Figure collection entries

****************

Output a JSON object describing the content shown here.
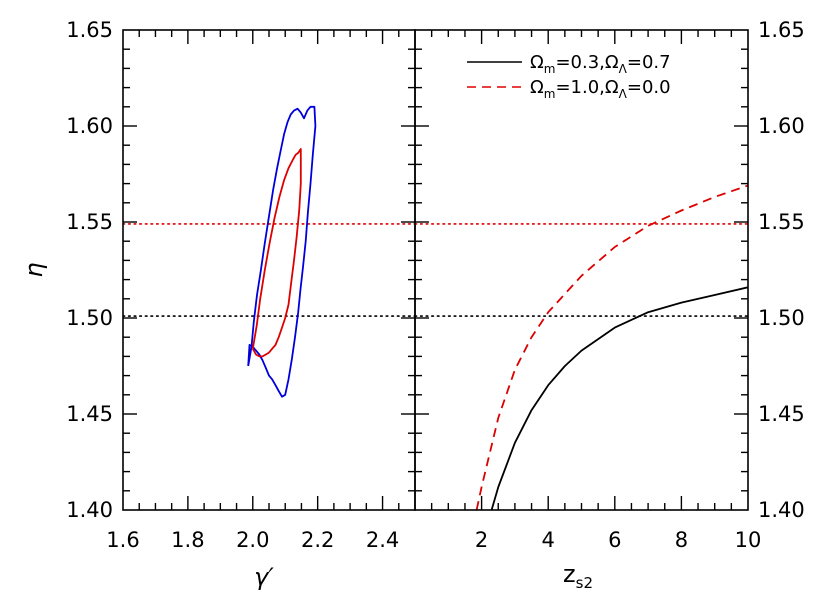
{
  "chart_data": [
    {
      "type": "contour",
      "panel": "left",
      "xlabel": "γ′",
      "ylabel": "η",
      "xlim": [
        1.6,
        2.5
      ],
      "ylim": [
        1.4,
        1.65
      ],
      "xticks": [
        "1.6",
        "1.8",
        "2.0",
        "2.2",
        "2.4"
      ],
      "yticks": [
        "1.40",
        "1.45",
        "1.50",
        "1.55",
        "1.60",
        "1.65"
      ],
      "series": [
        {
          "color": "#0000dd",
          "style": "solid",
          "x": [
            1.986,
            1.996,
            2.003,
            2.013,
            2.025,
            2.037,
            2.05,
            2.063,
            2.075,
            2.087,
            2.097,
            2.107,
            2.117,
            2.127,
            2.138,
            2.148,
            2.158,
            2.168,
            2.178,
            2.19,
            2.193,
            2.185,
            2.178,
            2.17,
            2.163,
            2.155,
            2.147,
            2.14,
            2.13,
            2.12,
            2.11,
            2.1,
            2.09,
            2.08,
            2.07,
            2.06,
            2.05,
            2.04,
            2.03,
            2.02,
            2.01,
            2.0,
            1.99,
            1.986
          ],
          "y": [
            1.475,
            1.485,
            1.498,
            1.512,
            1.525,
            1.539,
            1.553,
            1.567,
            1.578,
            1.588,
            1.596,
            1.602,
            1.606,
            1.608,
            1.609,
            1.607,
            1.604,
            1.608,
            1.61,
            1.61,
            1.6,
            1.585,
            1.57,
            1.555,
            1.54,
            1.527,
            1.515,
            1.503,
            1.49,
            1.478,
            1.468,
            1.46,
            1.459,
            1.462,
            1.465,
            1.468,
            1.47,
            1.474,
            1.478,
            1.481,
            1.483,
            1.485,
            1.486,
            1.475
          ]
        },
        {
          "color": "#dd0000",
          "style": "solid",
          "x": [
            2.0,
            2.012,
            2.023,
            2.037,
            2.052,
            2.067,
            2.082,
            2.097,
            2.11,
            2.122,
            2.132,
            2.14,
            2.148,
            2.148,
            2.143,
            2.135,
            2.127,
            2.118,
            2.11,
            2.1,
            2.09,
            2.08,
            2.07,
            2.06,
            2.05,
            2.04,
            2.03,
            2.02,
            2.01,
            2.0
          ],
          "y": [
            1.484,
            1.496,
            1.51,
            1.525,
            1.539,
            1.552,
            1.563,
            1.572,
            1.578,
            1.582,
            1.585,
            1.586,
            1.588,
            1.57,
            1.556,
            1.542,
            1.53,
            1.518,
            1.507,
            1.5,
            1.495,
            1.49,
            1.486,
            1.484,
            1.482,
            1.481,
            1.48,
            1.48,
            1.481,
            1.484
          ]
        }
      ],
      "hlines": [
        {
          "y": 1.549,
          "color": "#dd0000",
          "style": "dotted"
        },
        {
          "y": 1.501,
          "color": "#000000",
          "style": "dotted"
        }
      ]
    },
    {
      "type": "line",
      "panel": "right",
      "xlabel": "z",
      "xlabel_sub": "s2",
      "xlim": [
        0,
        10
      ],
      "ylim": [
        1.4,
        1.65
      ],
      "xticks": [
        "2",
        "4",
        "6",
        "8",
        "10"
      ],
      "yticks": [
        "1.40",
        "1.45",
        "1.50",
        "1.55",
        "1.60",
        "1.65"
      ],
      "legend_position": "top-right",
      "series": [
        {
          "name_sym1": "Ω",
          "name_sub1": "m",
          "name_mid": "=0.3,",
          "name_sym2": "Ω",
          "name_sub2": "Λ",
          "name_end": "=0.7",
          "color": "#000000",
          "style": "solid",
          "x": [
            2.3,
            2.5,
            3.0,
            3.5,
            4.0,
            4.5,
            5.0,
            6.0,
            7.0,
            8.0,
            9.0,
            10.0
          ],
          "y": [
            1.4,
            1.412,
            1.435,
            1.452,
            1.465,
            1.475,
            1.483,
            1.495,
            1.503,
            1.508,
            1.512,
            1.516
          ]
        },
        {
          "name_sym1": "Ω",
          "name_sub1": "m",
          "name_mid": "=1.0,",
          "name_sym2": "Ω",
          "name_sub2": "Λ",
          "name_end": "=0.0",
          "color": "#dd0000",
          "style": "dashed",
          "x": [
            1.85,
            2.0,
            2.5,
            3.0,
            3.5,
            4.0,
            5.0,
            6.0,
            7.0,
            8.0,
            9.0,
            10.0
          ],
          "y": [
            1.4,
            1.412,
            1.448,
            1.473,
            1.49,
            1.503,
            1.522,
            1.537,
            1.548,
            1.556,
            1.563,
            1.569
          ]
        }
      ],
      "hlines": [
        {
          "y": 1.549,
          "color": "#dd0000",
          "style": "dotted"
        },
        {
          "y": 1.501,
          "color": "#000000",
          "style": "dotted"
        }
      ]
    }
  ]
}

****************

▶ THE TASK: Give every record back exactly as it reads, with no images.

▶ FINAL RESULT:
Output a JSON object describing the content shown here.
{
  "chart_data": [
    {
      "type": "contour",
      "panel": "left",
      "xlabel": "γ′",
      "ylabel": "η",
      "xlim": [
        1.6,
        2.5
      ],
      "ylim": [
        1.4,
        1.65
      ],
      "xticks": [
        "1.6",
        "1.8",
        "2.0",
        "2.2",
        "2.4"
      ],
      "yticks": [
        "1.40",
        "1.45",
        "1.50",
        "1.55",
        "1.60",
        "1.65"
      ],
      "series": [
        {
          "color": "#0000dd",
          "style": "solid",
          "x": [
            1.986,
            1.996,
            2.003,
            2.013,
            2.025,
            2.037,
            2.05,
            2.063,
            2.075,
            2.087,
            2.097,
            2.107,
            2.117,
            2.127,
            2.138,
            2.148,
            2.158,
            2.168,
            2.178,
            2.19,
            2.193,
            2.185,
            2.178,
            2.17,
            2.163,
            2.155,
            2.147,
            2.14,
            2.13,
            2.12,
            2.11,
            2.1,
            2.09,
            2.08,
            2.07,
            2.06,
            2.05,
            2.04,
            2.03,
            2.02,
            2.01,
            2.0,
            1.99,
            1.986
          ],
          "y": [
            1.475,
            1.485,
            1.498,
            1.512,
            1.525,
            1.539,
            1.553,
            1.567,
            1.578,
            1.588,
            1.596,
            1.602,
            1.606,
            1.608,
            1.609,
            1.607,
            1.604,
            1.608,
            1.61,
            1.61,
            1.6,
            1.585,
            1.57,
            1.555,
            1.54,
            1.527,
            1.515,
            1.503,
            1.49,
            1.478,
            1.468,
            1.46,
            1.459,
            1.462,
            1.465,
            1.468,
            1.47,
            1.474,
            1.478,
            1.481,
            1.483,
            1.485,
            1.486,
            1.475
          ]
        },
        {
          "color": "#dd0000",
          "style": "solid",
          "x": [
            2.0,
            2.012,
            2.023,
            2.037,
            2.052,
            2.067,
            2.082,
            2.097,
            2.11,
            2.122,
            2.132,
            2.14,
            2.148,
            2.148,
            2.143,
            2.135,
            2.127,
            2.118,
            2.11,
            2.1,
            2.09,
            2.08,
            2.07,
            2.06,
            2.05,
            2.04,
            2.03,
            2.02,
            2.01,
            2.0
          ],
          "y": [
            1.484,
            1.496,
            1.51,
            1.525,
            1.539,
            1.552,
            1.563,
            1.572,
            1.578,
            1.582,
            1.585,
            1.586,
            1.588,
            1.57,
            1.556,
            1.542,
            1.53,
            1.518,
            1.507,
            1.5,
            1.495,
            1.49,
            1.486,
            1.484,
            1.482,
            1.481,
            1.48,
            1.48,
            1.481,
            1.484
          ]
        }
      ],
      "hlines": [
        {
          "y": 1.549,
          "color": "#dd0000",
          "style": "dotted"
        },
        {
          "y": 1.501,
          "color": "#000000",
          "style": "dotted"
        }
      ]
    },
    {
      "type": "line",
      "panel": "right",
      "xlabel": "z",
      "xlabel_sub": "s2",
      "xlim": [
        0,
        10
      ],
      "ylim": [
        1.4,
        1.65
      ],
      "xticks": [
        "2",
        "4",
        "6",
        "8",
        "10"
      ],
      "yticks": [
        "1.40",
        "1.45",
        "1.50",
        "1.55",
        "1.60",
        "1.65"
      ],
      "legend_position": "top-right",
      "series": [
        {
          "name_sym1": "Ω",
          "name_sub1": "m",
          "name_mid": "=0.3,",
          "name_sym2": "Ω",
          "name_sub2": "Λ",
          "name_end": "=0.7",
          "color": "#000000",
          "style": "solid",
          "x": [
            2.3,
            2.5,
            3.0,
            3.5,
            4.0,
            4.5,
            5.0,
            6.0,
            7.0,
            8.0,
            9.0,
            10.0
          ],
          "y": [
            1.4,
            1.412,
            1.435,
            1.452,
            1.465,
            1.475,
            1.483,
            1.495,
            1.503,
            1.508,
            1.512,
            1.516
          ]
        },
        {
          "name_sym1": "Ω",
          "name_sub1": "m",
          "name_mid": "=1.0,",
          "name_sym2": "Ω",
          "name_sub2": "Λ",
          "name_end": "=0.0",
          "color": "#dd0000",
          "style": "dashed",
          "x": [
            1.85,
            2.0,
            2.5,
            3.0,
            3.5,
            4.0,
            5.0,
            6.0,
            7.0,
            8.0,
            9.0,
            10.0
          ],
          "y": [
            1.4,
            1.412,
            1.448,
            1.473,
            1.49,
            1.503,
            1.522,
            1.537,
            1.548,
            1.556,
            1.563,
            1.569
          ]
        }
      ],
      "hlines": [
        {
          "y": 1.549,
          "color": "#dd0000",
          "style": "dotted"
        },
        {
          "y": 1.501,
          "color": "#000000",
          "style": "dotted"
        }
      ]
    }
  ]
}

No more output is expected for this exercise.